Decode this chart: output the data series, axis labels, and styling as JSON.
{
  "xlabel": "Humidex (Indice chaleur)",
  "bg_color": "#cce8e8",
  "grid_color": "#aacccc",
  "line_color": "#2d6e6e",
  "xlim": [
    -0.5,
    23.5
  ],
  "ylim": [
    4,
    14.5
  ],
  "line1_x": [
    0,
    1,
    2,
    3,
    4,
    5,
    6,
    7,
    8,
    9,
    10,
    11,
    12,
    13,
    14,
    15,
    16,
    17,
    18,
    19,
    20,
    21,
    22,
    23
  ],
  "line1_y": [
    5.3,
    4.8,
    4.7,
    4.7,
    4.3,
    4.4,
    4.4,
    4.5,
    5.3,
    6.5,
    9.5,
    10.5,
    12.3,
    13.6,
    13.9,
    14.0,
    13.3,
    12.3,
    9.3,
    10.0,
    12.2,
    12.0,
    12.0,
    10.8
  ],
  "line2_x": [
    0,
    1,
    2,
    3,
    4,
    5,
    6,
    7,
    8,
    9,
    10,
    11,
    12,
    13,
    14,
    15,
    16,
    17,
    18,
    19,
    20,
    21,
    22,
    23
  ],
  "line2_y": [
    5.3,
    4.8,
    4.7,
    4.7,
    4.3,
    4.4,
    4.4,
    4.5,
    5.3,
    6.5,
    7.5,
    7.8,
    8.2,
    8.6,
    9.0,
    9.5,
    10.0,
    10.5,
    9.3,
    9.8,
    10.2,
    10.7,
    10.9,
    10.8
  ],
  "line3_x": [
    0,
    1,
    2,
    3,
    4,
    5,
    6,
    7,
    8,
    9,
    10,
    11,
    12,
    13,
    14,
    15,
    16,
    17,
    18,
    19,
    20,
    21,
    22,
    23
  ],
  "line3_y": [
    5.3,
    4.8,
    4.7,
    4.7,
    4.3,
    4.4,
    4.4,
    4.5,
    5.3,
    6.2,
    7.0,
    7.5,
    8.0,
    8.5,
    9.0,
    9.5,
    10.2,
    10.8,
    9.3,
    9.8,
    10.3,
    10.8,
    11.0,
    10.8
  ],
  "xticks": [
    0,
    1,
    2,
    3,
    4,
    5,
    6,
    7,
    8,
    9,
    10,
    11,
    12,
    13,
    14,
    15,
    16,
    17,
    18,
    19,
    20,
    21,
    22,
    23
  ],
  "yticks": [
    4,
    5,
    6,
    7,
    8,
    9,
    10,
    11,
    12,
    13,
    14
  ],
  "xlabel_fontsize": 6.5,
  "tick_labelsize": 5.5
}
***
### OBJECTIVE
Take the entries above and transcribe them in full.

### THE SOLUTION
Decode this chart: output the data series, axis labels, and styling as JSON.
{
  "xlabel": "Humidex (Indice chaleur)",
  "bg_color": "#cce8e8",
  "grid_color": "#aacccc",
  "line_color": "#2d6e6e",
  "xlim": [
    -0.5,
    23.5
  ],
  "ylim": [
    4,
    14.5
  ],
  "line1_x": [
    0,
    1,
    2,
    3,
    4,
    5,
    6,
    7,
    8,
    9,
    10,
    11,
    12,
    13,
    14,
    15,
    16,
    17,
    18,
    19,
    20,
    21,
    22,
    23
  ],
  "line1_y": [
    5.3,
    4.8,
    4.7,
    4.7,
    4.3,
    4.4,
    4.4,
    4.5,
    5.3,
    6.5,
    9.5,
    10.5,
    12.3,
    13.6,
    13.9,
    14.0,
    13.3,
    12.3,
    9.3,
    10.0,
    12.2,
    12.0,
    12.0,
    10.8
  ],
  "line2_x": [
    0,
    1,
    2,
    3,
    4,
    5,
    6,
    7,
    8,
    9,
    10,
    11,
    12,
    13,
    14,
    15,
    16,
    17,
    18,
    19,
    20,
    21,
    22,
    23
  ],
  "line2_y": [
    5.3,
    4.8,
    4.7,
    4.7,
    4.3,
    4.4,
    4.4,
    4.5,
    5.3,
    6.5,
    7.5,
    7.8,
    8.2,
    8.6,
    9.0,
    9.5,
    10.0,
    10.5,
    9.3,
    9.8,
    10.2,
    10.7,
    10.9,
    10.8
  ],
  "line3_x": [
    0,
    1,
    2,
    3,
    4,
    5,
    6,
    7,
    8,
    9,
    10,
    11,
    12,
    13,
    14,
    15,
    16,
    17,
    18,
    19,
    20,
    21,
    22,
    23
  ],
  "line3_y": [
    5.3,
    4.8,
    4.7,
    4.7,
    4.3,
    4.4,
    4.4,
    4.5,
    5.3,
    6.2,
    7.0,
    7.5,
    8.0,
    8.5,
    9.0,
    9.5,
    10.2,
    10.8,
    9.3,
    9.8,
    10.3,
    10.8,
    11.0,
    10.8
  ],
  "xticks": [
    0,
    1,
    2,
    3,
    4,
    5,
    6,
    7,
    8,
    9,
    10,
    11,
    12,
    13,
    14,
    15,
    16,
    17,
    18,
    19,
    20,
    21,
    22,
    23
  ],
  "yticks": [
    4,
    5,
    6,
    7,
    8,
    9,
    10,
    11,
    12,
    13,
    14
  ],
  "xlabel_fontsize": 6.5,
  "tick_labelsize": 5.5
}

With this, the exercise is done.